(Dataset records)

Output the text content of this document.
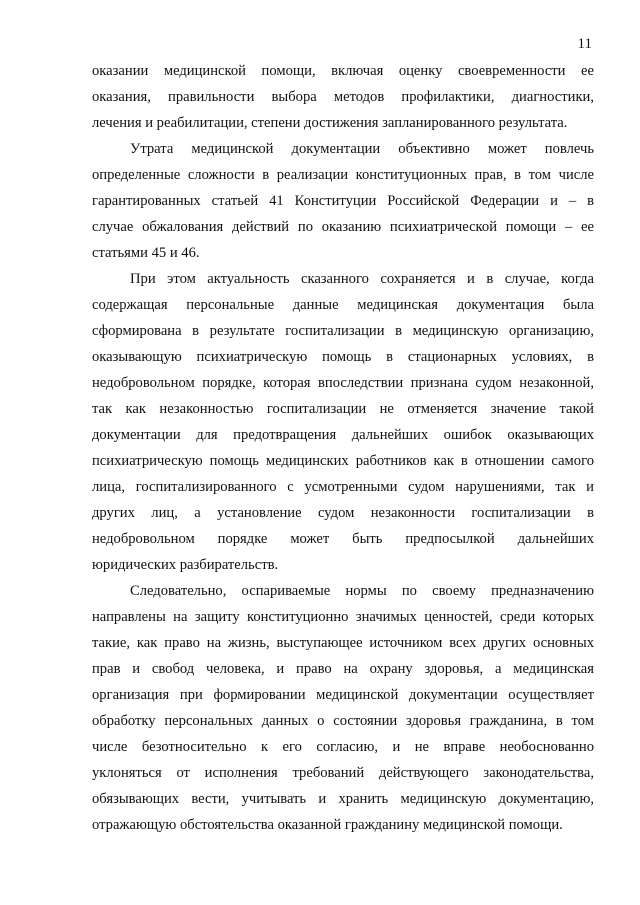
11
оказании медицинской помощи, включая оценку своевременности ее
оказания, правильности выбора методов профилактики, диагностики,
лечения и реабилитации, степени достижения запланированного результата.
Утрата медицинской документации объективно может повлечь
определенные сложности в реализации конституционных прав, в том числе
гарантированных статьей 41 Конституции Российской Федерации и – в
случае обжалования действий по оказанию психиатрической помощи – ее
статьями 45 и 46.
При этом актуальность сказанного сохраняется и в случае, когда
содержащая персональные данные медицинская документация была
сформирована в результате госпитализации в медицинскую организацию,
оказывающую психиатрическую помощь в стационарных условиях, в
недобровольном порядке, которая впоследствии признана судом незаконной,
так как незаконностью госпитализации не отменяется значение такой
документации для предотвращения дальнейших ошибок оказывающих
психиатрическую помощь медицинских работников как в отношении самого
лица, госпитализированного с усмотренными судом нарушениями, так и
других лиц, а установление судом незаконности госпитализации в
недобровольном порядке может быть предпосылкой дальнейших
юридических разбирательств.
Следовательно, оспариваемые нормы по своему предназначению
направлены на защиту конституционно значимых ценностей, среди которых
такие, как право на жизнь, выступающее источником всех других основных
прав и свобод человека, и право на охрану здоровья, а медицинская
организация при формировании медицинской документации осуществляет
обработку персональных данных о состоянии здоровья гражданина, в том
числе безотносительно к его согласию, и не вправе необоснованно
уклоняться от исполнения требований действующего законодательства,
обязывающих вести, учитывать и хранить медицинскую документацию,
отражающую обстоятельства оказанной гражданину медицинской помощи.
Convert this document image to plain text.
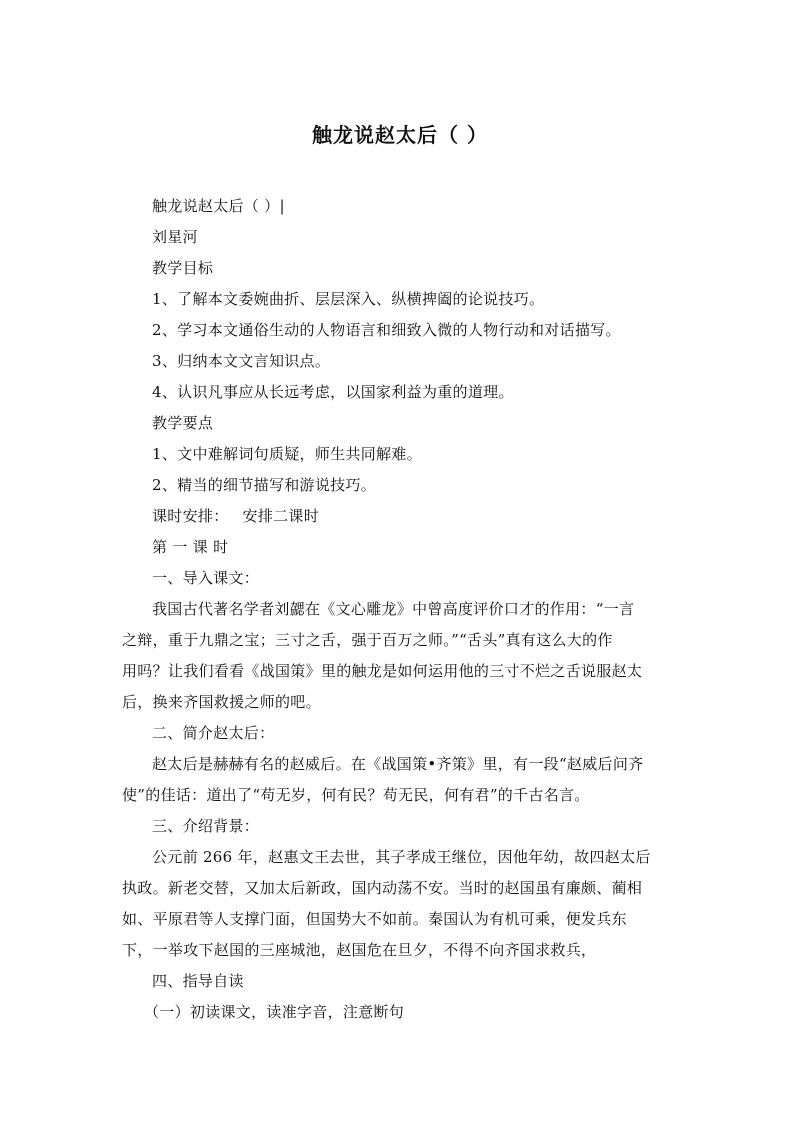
触龙说赵太后（ ）
触龙说赵太后（ ）|
刘星河
教学目标
1、了解本文委婉曲折、层层深入、纵横捭阖的论说技巧。
2、学习本文通俗生动的人物语言和细致入微的人物行动和对话描写。
3、归纳本文文言知识点。
4、认识凡事应从长远考虑，以国家利益为重的道理。
教学要点
1、文中难解词句质疑，师生共同解难。
2、精当的细节描写和游说技巧。
课时安排： 安排二课时
第 一 课 时
一、导入课文：
我国古代著名学者刘勰在《文心雕龙》中曾高度评价口才的作用：“一言
之辩，重于九鼎之宝；三寸之舌，强于百万之师。”“舌头”真有这么大的作
用吗？让我们看看《战国策》里的触龙是如何运用他的三寸不烂之舌说服赵太
后，换来齐国救援之师的吧。
二、简介赵太后：
赵太后是赫赫有名的赵威后。在《战国策•齐策》里，有一段“赵威后问齐
使”的佳话：道出了“苟无岁，何有民？苟无民，何有君”的千古名言。
三、介绍背景：
公元前 266 年，赵惠文王去世，其子孝成王继位，因他年幼，故四赵太后
执政。新老交替，又加太后新政，国内动荡不安。当时的赵国虽有廉颇、蔺相
如、平原君等人支撑门面，但国势大不如前。秦国认为有机可乘，便发兵东
下，一举攻下赵国的三座城池，赵国危在旦夕，不得不向齐国求救兵，
四、指导自读
（一）初读课文，读准字音，注意断句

● **Exercise objective**
Repeat the lines from the line containing "Convert this document image to plain text." through the end of the material above exactly, with no pictures and nothing else.

● **Result of this exercise**
Convert this document image to plain text.
触龙说赵太后（ ）
触龙说赵太后（ ）|
刘星河
教学目标
1、了解本文委婉曲折、层层深入、纵横捭阖的论说技巧。
2、学习本文通俗生动的人物语言和细致入微的人物行动和对话描写。
3、归纳本文文言知识点。
4、认识凡事应从长远考虑，以国家利益为重的道理。
教学要点
1、文中难解词句质疑，师生共同解难。
2、精当的细节描写和游说技巧。
课时安排： 安排二课时
第 一 课 时
一、导入课文：
我国古代著名学者刘勰在《文心雕龙》中曾高度评价口才的作用：“一言
之辩，重于九鼎之宝；三寸之舌，强于百万之师。”“舌头”真有这么大的作
用吗？让我们看看《战国策》里的触龙是如何运用他的三寸不烂之舌说服赵太
后，换来齐国救援之师的吧。
二、简介赵太后：
赵太后是赫赫有名的赵威后。在《战国策•齐策》里，有一段“赵威后问齐
使”的佳话：道出了“苟无岁，何有民？苟无民，何有君”的千古名言。
三、介绍背景：
公元前 266 年，赵惠文王去世，其子孝成王继位，因他年幼，故四赵太后
执政。新老交替，又加太后新政，国内动荡不安。当时的赵国虽有廉颇、蔺相
如、平原君等人支撑门面，但国势大不如前。秦国认为有机可乘，便发兵东
下，一举攻下赵国的三座城池，赵国危在旦夕，不得不向齐国求救兵，
四、指导自读
（一）初读课文，读准字音，注意断句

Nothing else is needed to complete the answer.